-- begin SUPPLIED PASSAGE --

State Fire Service (, PSP) is a professional fire fighting service in Poland. It is subordinate to the Polish Ministry of Interior and Administration. The modern State Fire Service is based on the 1992 legislation.

State Fire Service covers the entire territory of Poland. In all the second-level units of local government and administration in Poland - powiat (county, district) -, fire brigades operate district headquarters (Komenda Powiatowa Państwowej Straży Pożarnej), city headquarters in bigger cities (Komenda Miejska Państwowej Straży Pożarnej) with command posts and dispatch centers alongside one or several fire stations (Jednostka Ratowniczo-Gaśnicza JRG). They are subject to 16 provincial headquarters (Komenda Wojewódzka Państwowej Straży Pożarnej).

Professional firefighters (PSP) respond immediately after the alarm and are often assisted by volunteers associated in Voluntary Fire Service (Ochotnicza Straż Pożarna, OSP) with more than 15,700 fire stations in nearly every bigger settlement.

Structure
National Headquarters of the State Fire Service (Warsaw)
 Voivodeship Headquarters in Białystok
 Voivodeship Headquarters in Gdańsk
 Voivodeship Headquarters in Gorzów Wielkopolski
 Voivodeship Headquarters in Katowice
 Voivodeship Headquarters in Kielce
 Voivodeship Headquarters in Kraków
 Voivodeship Headquarters in Lublin
 Voivodeship Headquarters in Łódź
 Voivodeship Headquarters in Olsztyn
 Voivodeship Headquarters in Opole
 Voivodeship Headquarters in Poznań
 Voivodeship Headquarters in Rzeszów
 Voivodeship Headquarters in Szczecin
 Voivodeship Headquarters in Toruń
 Voivodeship Headquarters in Warszawa
 Voivodeship Headquarters in Wrocław
Each Voivodeship Headquarters supervises District Headquarters (335 in 2019) and fire-fighting units.

-- end SUPPLIED PASSAGE --
-- begin GIVEN INFORMATION --

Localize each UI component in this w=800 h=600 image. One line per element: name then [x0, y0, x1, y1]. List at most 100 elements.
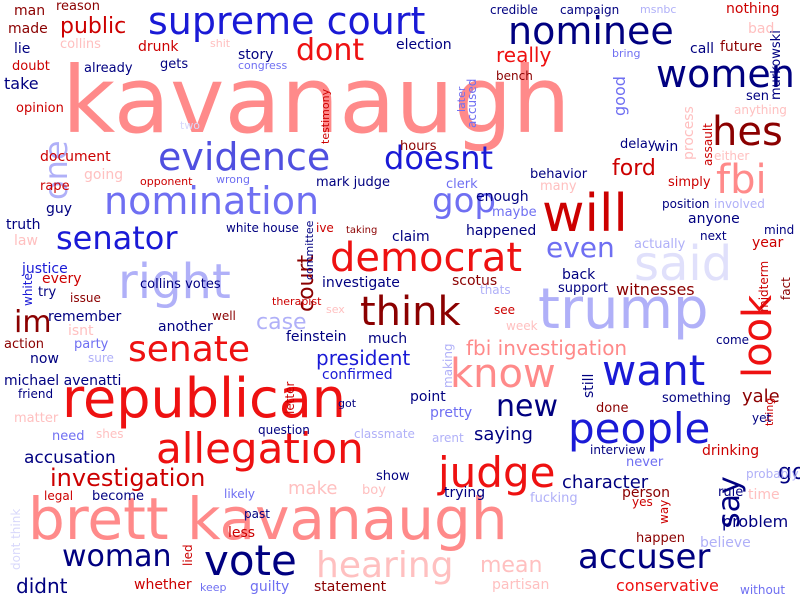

-- end GIVEN INFORMATION --

▶ **EXERCISE INSTRUCTIONS**:
**a.** Answer these questions from the passage on Poland's State Fire Service:
(i) Which ministry is the State Fire Service subordinate to?
(ii) How many fire stations does the Voluntary Fire Service have?
(iii) How many District Headquarters were there in 2019?
**b.** Decide whether each statement agrees with the passage on Poland's State Fire Service. Answer yes or no, and quote the words from the passage that decide it.
(i) The modern State Fire Service rests on legislation from 1992.
(ii) The National Headquarters of the State Fire Service is in Kraków.
(iii) The county and city headquarters are subject to 12 provincial headquarters.
**c.** Retype the part of the passage on Poland's State Fire Service that begins at the words "State Fire Service covers" and ends after the words "Państwowej Straży Pożarnej).".

▶ **OUTPUTS BY TASK**:
**a.**
(i) The Polish Ministry of Interior and Administration.
(ii) More than 15,700.
(iii) 335.

**b.**
(i) Yes: "The modern State Fire Service is based on the 1992 legislation."
(ii) No: "National Headquarters of the State Fire Service (Warsaw)"
(iii) No: "They are subject to 16 provincial headquarters"

**c.**
State Fire Service covers the entire territory of Poland. In all the second-level units of local government and administration in Poland - powiat (county, district) -, fire brigades operate district headquarters (Komenda Powiatowa Państwowej Straży Pożarnej), city headquarters in bigger cities (Komenda Miejska Państwowej Straży Pożarnej) with command posts and dispatch centers alongside one or several fire stations (Jednostka Ratowniczo-Gaśnicza JRG). They are subject to 16 provincial headquarters (Komenda Wojewódzka Państwowej Straży Pożarnej).